═════ SUPPLIED INFORMATION
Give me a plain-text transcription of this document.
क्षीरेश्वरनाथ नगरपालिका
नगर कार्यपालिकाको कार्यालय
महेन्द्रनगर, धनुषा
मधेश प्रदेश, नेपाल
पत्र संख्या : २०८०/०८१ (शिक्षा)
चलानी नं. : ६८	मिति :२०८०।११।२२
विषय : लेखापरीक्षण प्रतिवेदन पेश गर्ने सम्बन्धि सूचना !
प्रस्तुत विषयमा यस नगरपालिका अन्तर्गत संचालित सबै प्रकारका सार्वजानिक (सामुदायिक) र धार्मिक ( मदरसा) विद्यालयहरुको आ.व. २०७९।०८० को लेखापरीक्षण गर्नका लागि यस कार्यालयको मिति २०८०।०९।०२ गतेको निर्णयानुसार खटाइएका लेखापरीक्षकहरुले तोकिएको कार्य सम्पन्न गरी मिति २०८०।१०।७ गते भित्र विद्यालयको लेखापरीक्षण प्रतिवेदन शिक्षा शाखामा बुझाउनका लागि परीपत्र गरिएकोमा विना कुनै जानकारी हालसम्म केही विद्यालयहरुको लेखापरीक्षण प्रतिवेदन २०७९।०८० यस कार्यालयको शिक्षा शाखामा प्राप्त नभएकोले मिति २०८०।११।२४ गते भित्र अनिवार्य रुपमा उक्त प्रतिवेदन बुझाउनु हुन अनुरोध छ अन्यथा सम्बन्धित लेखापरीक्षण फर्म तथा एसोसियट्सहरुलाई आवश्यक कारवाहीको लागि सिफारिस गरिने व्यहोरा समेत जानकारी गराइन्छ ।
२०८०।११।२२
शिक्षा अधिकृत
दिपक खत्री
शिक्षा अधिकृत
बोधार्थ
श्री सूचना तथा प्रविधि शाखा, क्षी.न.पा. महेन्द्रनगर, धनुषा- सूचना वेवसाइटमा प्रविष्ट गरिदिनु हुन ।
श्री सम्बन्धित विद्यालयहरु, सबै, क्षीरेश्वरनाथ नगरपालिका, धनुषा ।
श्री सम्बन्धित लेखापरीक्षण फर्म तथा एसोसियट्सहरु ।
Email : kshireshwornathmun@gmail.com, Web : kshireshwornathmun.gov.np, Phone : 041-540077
══════════
[GIVEN PROBLEM] Copy out every line of the data above, exactly as given.

[PROBLEM SOLUTION]
Give me a plain-text transcription of this document.
क्षीरेश्वरनाथ नगरपालिका
नगर कार्यपालिकाको कार्यालय
महेन्द्रनगर, धनुषा
मधेश प्रदेश, नेपाल
पत्र संख्या : २०८०/०८१ (शिक्षा)
चलानी नं. : ६८	मिति :२०८०।११।२२
विषय : लेखापरीक्षण प्रतिवेदन पेश गर्ने सम्बन्धि सूचना !
प्रस्तुत विषयमा यस नगरपालिका अन्तर्गत संचालित सबै प्रकारका सार्वजानिक (सामुदायिक) र धार्मिक ( मदरसा) विद्यालयहरुको आ.व. २०७९।०८० को लेखापरीक्षण गर्नका लागि यस कार्यालयको मिति २०८०।०९।०२ गतेको निर्णयानुसार खटाइएका लेखापरीक्षकहरुले तोकिएको कार्य सम्पन्न गरी मिति २०८०।१०।७ गते भित्र विद्यालयको लेखापरीक्षण प्रतिवेदन शिक्षा शाखामा बुझाउनका लागि परीपत्र गरिएकोमा विना कुनै जानकारी हालसम्म केही विद्यालयहरुको लेखापरीक्षण प्रतिवेदन २०७९।०८० यस कार्यालयको शिक्षा शाखामा प्राप्त नभएकोले मिति २०८०।११।२४ गते भित्र अनिवार्य रुपमा उक्त प्रतिवेदन बुझाउनु हुन अनुरोध छ अन्यथा सम्बन्धित लेखापरीक्षण फर्म तथा एसोसियट्सहरुलाई आवश्यक कारवाहीको लागि सिफारिस गरिने व्यहोरा समेत जानकारी गराइन्छ ।
२०८०।११।२२
शिक्षा अधिकृत
दिपक खत्री
शिक्षा अधिकृत
बोधार्थ
श्री सूचना तथा प्रविधि शाखा, क्षी.न.पा. महेन्द्रनगर, धनुषा- सूचना वेवसाइटमा प्रविष्ट गरिदिनु हुन ।
श्री सम्बन्धित विद्यालयहरु, सबै, क्षीरेश्वरनाथ नगरपालिका, धनुषा ।
श्री सम्बन्धित लेखापरीक्षण फर्म तथा एसोसियट्सहरु ।
Email : kshireshwornathmun@gmail.com, Web : kshireshwornathmun.gov.np, Phone : 041-540077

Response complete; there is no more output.